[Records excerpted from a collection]

····················

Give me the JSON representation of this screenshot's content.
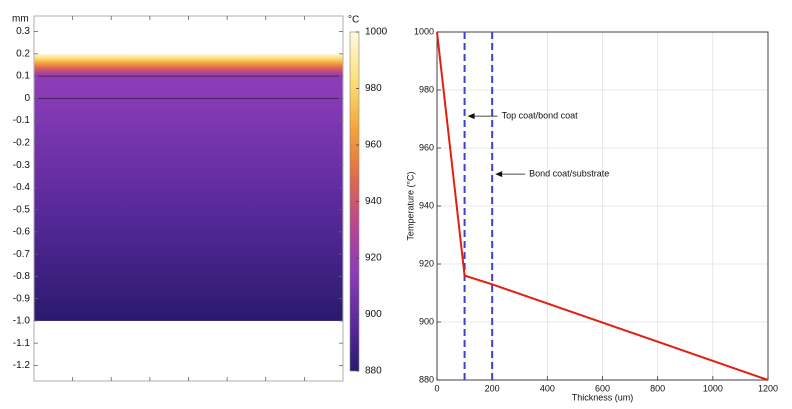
{
  "chart_data": [
    {
      "type": "heatmap",
      "y_unit_label": "mm",
      "y_ticks": [
        "0.3",
        "0.2",
        "0.1",
        "0",
        "-0.1",
        "-0.2",
        "-0.3",
        "-0.4",
        "-0.5",
        "-0.6",
        "-0.7",
        "-0.8",
        "-0.9",
        "-1.0",
        "-1.1",
        "-1.2"
      ],
      "y_tick_values": [
        0.3,
        0.2,
        0.1,
        0,
        -0.1,
        -0.2,
        -0.3,
        -0.4,
        -0.5,
        -0.6,
        -0.7,
        -0.8,
        -0.9,
        -1.0,
        -1.1,
        -1.2
      ],
      "ylim": [
        -1.27,
        0.37
      ],
      "domain_y": [
        -1.0,
        0.2
      ],
      "layer_boundaries_y": [
        0.1,
        0
      ],
      "temperature_range": [
        880,
        1000
      ],
      "temperature_profile": [
        {
          "y": 0.2,
          "t": 1000
        },
        {
          "y": 0.1,
          "t": 916
        },
        {
          "y": 0.0,
          "t": 913
        },
        {
          "y": -1.0,
          "t": 880
        }
      ],
      "colorbar": {
        "unit_label": "°C",
        "ticks": [
          "1000",
          "980",
          "960",
          "940",
          "920",
          "900",
          "880"
        ],
        "tick_values": [
          1000,
          980,
          960,
          940,
          920,
          900,
          880
        ],
        "range": [
          880,
          1000
        ],
        "colors": [
          "#2a1a6e",
          "#5a2a9c",
          "#8a3cb8",
          "#b8468f",
          "#e06a4a",
          "#f4a53a",
          "#fbe07a",
          "#fefadf"
        ]
      }
    },
    {
      "type": "line",
      "xlabel": "Thickness (um)",
      "ylabel": "Temperature (°C)",
      "xlim": [
        0,
        1200
      ],
      "ylim": [
        880,
        1000
      ],
      "x_ticks": [
        "0",
        "200",
        "400",
        "600",
        "800",
        "1000",
        "1200"
      ],
      "x_tick_values": [
        0,
        200,
        400,
        600,
        800,
        1000,
        1200
      ],
      "y_ticks": [
        "880",
        "900",
        "920",
        "940",
        "960",
        "980",
        "1000"
      ],
      "y_tick_values": [
        880,
        900,
        920,
        940,
        960,
        980,
        1000
      ],
      "grid": true,
      "series": [
        {
          "x": [
            0,
            100,
            200,
            1200
          ],
          "y": [
            1000,
            916,
            913,
            880
          ],
          "color": "#e02010"
        }
      ],
      "vlines": [
        {
          "x": 100,
          "color": "#4040c8"
        },
        {
          "x": 200,
          "color": "#4040c8"
        }
      ],
      "annotations": [
        {
          "text": "Top coat/bond coat",
          "x": 100,
          "y": 971
        },
        {
          "text": "Bond coat/substrate",
          "x": 200,
          "y": 951
        }
      ]
    }
  ]
}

····················

#### Instruction:
The records above are to be restated exactly, without their pictures.

#### Response to this task:
Give me the JSON representation of this screenshot's content.
{
  "chart_data": [
    {
      "type": "heatmap",
      "y_unit_label": "mm",
      "y_ticks": [
        "0.3",
        "0.2",
        "0.1",
        "0",
        "-0.1",
        "-0.2",
        "-0.3",
        "-0.4",
        "-0.5",
        "-0.6",
        "-0.7",
        "-0.8",
        "-0.9",
        "-1.0",
        "-1.1",
        "-1.2"
      ],
      "y_tick_values": [
        0.3,
        0.2,
        0.1,
        0,
        -0.1,
        -0.2,
        -0.3,
        -0.4,
        -0.5,
        -0.6,
        -0.7,
        -0.8,
        -0.9,
        -1.0,
        -1.1,
        -1.2
      ],
      "ylim": [
        -1.27,
        0.37
      ],
      "domain_y": [
        -1.0,
        0.2
      ],
      "layer_boundaries_y": [
        0.1,
        0
      ],
      "temperature_range": [
        880,
        1000
      ],
      "temperature_profile": [
        {
          "y": 0.2,
          "t": 1000
        },
        {
          "y": 0.1,
          "t": 916
        },
        {
          "y": 0.0,
          "t": 913
        },
        {
          "y": -1.0,
          "t": 880
        }
      ],
      "colorbar": {
        "unit_label": "°C",
        "ticks": [
          "1000",
          "980",
          "960",
          "940",
          "920",
          "900",
          "880"
        ],
        "tick_values": [
          1000,
          980,
          960,
          940,
          920,
          900,
          880
        ],
        "range": [
          880,
          1000
        ],
        "colors": [
          "#2a1a6e",
          "#5a2a9c",
          "#8a3cb8",
          "#b8468f",
          "#e06a4a",
          "#f4a53a",
          "#fbe07a",
          "#fefadf"
        ]
      }
    },
    {
      "type": "line",
      "xlabel": "Thickness (um)",
      "ylabel": "Temperature (°C)",
      "xlim": [
        0,
        1200
      ],
      "ylim": [
        880,
        1000
      ],
      "x_ticks": [
        "0",
        "200",
        "400",
        "600",
        "800",
        "1000",
        "1200"
      ],
      "x_tick_values": [
        0,
        200,
        400,
        600,
        800,
        1000,
        1200
      ],
      "y_ticks": [
        "880",
        "900",
        "920",
        "940",
        "960",
        "980",
        "1000"
      ],
      "y_tick_values": [
        880,
        900,
        920,
        940,
        960,
        980,
        1000
      ],
      "grid": true,
      "series": [
        {
          "x": [
            0,
            100,
            200,
            1200
          ],
          "y": [
            1000,
            916,
            913,
            880
          ],
          "color": "#e02010"
        }
      ],
      "vlines": [
        {
          "x": 100,
          "color": "#4040c8"
        },
        {
          "x": 200,
          "color": "#4040c8"
        }
      ],
      "annotations": [
        {
          "text": "Top coat/bond coat",
          "x": 100,
          "y": 971
        },
        {
          "text": "Bond coat/substrate",
          "x": 200,
          "y": 951
        }
      ]
    }
  ]
}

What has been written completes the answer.